▶ [WRITTEN PROBLEM] Go through the listing below and gather every line with the word "label".

▶ [DATA LINES]

****************

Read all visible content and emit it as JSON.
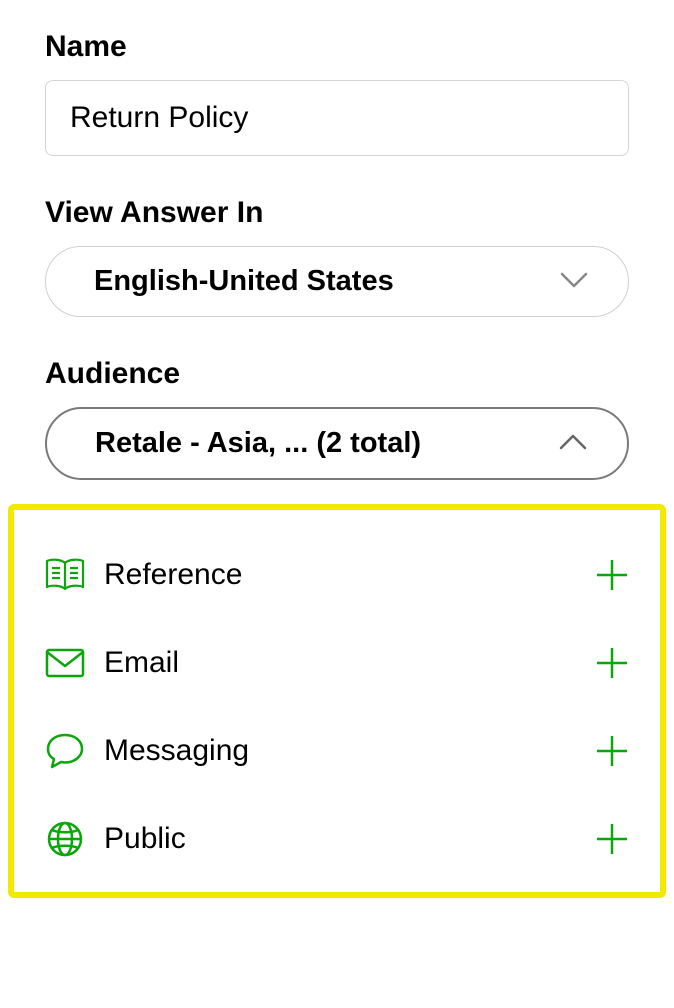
{
  "nameField": {
    "label": "Name",
    "value": "Return Policy"
  },
  "viewAnswerField": {
    "label": "View Answer In",
    "value": "English-United States"
  },
  "audienceField": {
    "label": "Audience",
    "value": "Retale - Asia, ... (2 total)"
  },
  "channels": [
    {
      "key": "reference",
      "label": "Reference",
      "icon": "book"
    },
    {
      "key": "email",
      "label": "Email",
      "icon": "mail"
    },
    {
      "key": "messaging",
      "label": "Messaging",
      "icon": "chat"
    },
    {
      "key": "public",
      "label": "Public",
      "icon": "globe"
    }
  ],
  "colors": {
    "accent": "#0aa60a",
    "highlight": "#f2e900"
  }
}
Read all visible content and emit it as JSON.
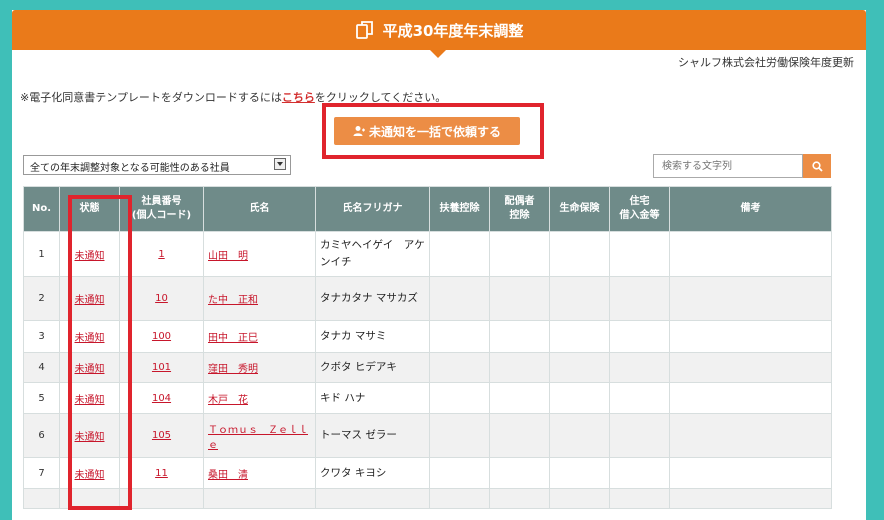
{
  "header": {
    "title": "平成30年度年末調整"
  },
  "company": {
    "label": "シャルフ株式会社労働保険年度更新"
  },
  "notice": {
    "prefix": "※電子化同意書テンプレートをダウンロードするには",
    "link": "こちら",
    "suffix": "をクリックしてください。"
  },
  "request_button": {
    "label": "未通知を一括で依頼する"
  },
  "filter": {
    "selected": "全ての年末調整対象となる可能性のある社員"
  },
  "search": {
    "placeholder": "検索する文字列"
  },
  "colors": {
    "header": "#ea7a1a",
    "button": "#ec8d45",
    "table_header": "#6f8b89",
    "link": "#c7162b",
    "highlight": "#e0242d"
  },
  "table": {
    "headers": {
      "no": "No.",
      "status": "状態",
      "id_line1": "社員番号",
      "id_line2": "(個人コード)",
      "name": "氏名",
      "kana": "氏名フリガナ",
      "dependents": "扶養控除",
      "spouse_line1": "配偶者",
      "spouse_line2": "控除",
      "life_insurance": "生命保険",
      "housing_line1": "住宅",
      "housing_line2": "借入金等",
      "notes": "備考"
    },
    "rows": [
      {
        "no": "1",
        "status": "未通知",
        "id": "1",
        "name": "山田　明",
        "kana": "カミヤヘイゲイ　アケンイチ"
      },
      {
        "no": "2",
        "status": "未通知",
        "id": "10",
        "name": "た中　正和",
        "kana": "タナカタナ マサカズ"
      },
      {
        "no": "3",
        "status": "未通知",
        "id": "100",
        "name": "田中　正巳",
        "kana": "タナカ マサミ"
      },
      {
        "no": "4",
        "status": "未通知",
        "id": "101",
        "name": "窪田　秀明",
        "kana": "クボタ ヒデアキ"
      },
      {
        "no": "5",
        "status": "未通知",
        "id": "104",
        "name": "木戸　花",
        "kana": "キド ハナ"
      },
      {
        "no": "6",
        "status": "未通知",
        "id": "105",
        "name": "Ｔｏｍｕｓ　Ｚｅｌｌｅ",
        "kana": "トーマス ゼラー"
      },
      {
        "no": "7",
        "status": "未通知",
        "id": "11",
        "name": "桑田　清",
        "kana": "クワタ キヨシ"
      }
    ]
  }
}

****************

▶ [COMPLETED EXERCISE]
    "label": "Name",
    "label": "View Answer In",
    "label": "Audience",
      "label": "Reference",
      "label": "Email",
      "label": "Messaging",
      "label": "Public",
    "label": "シャルフ株式会社労働保険年度更新"
    "label": "未通知を一括で依頼する"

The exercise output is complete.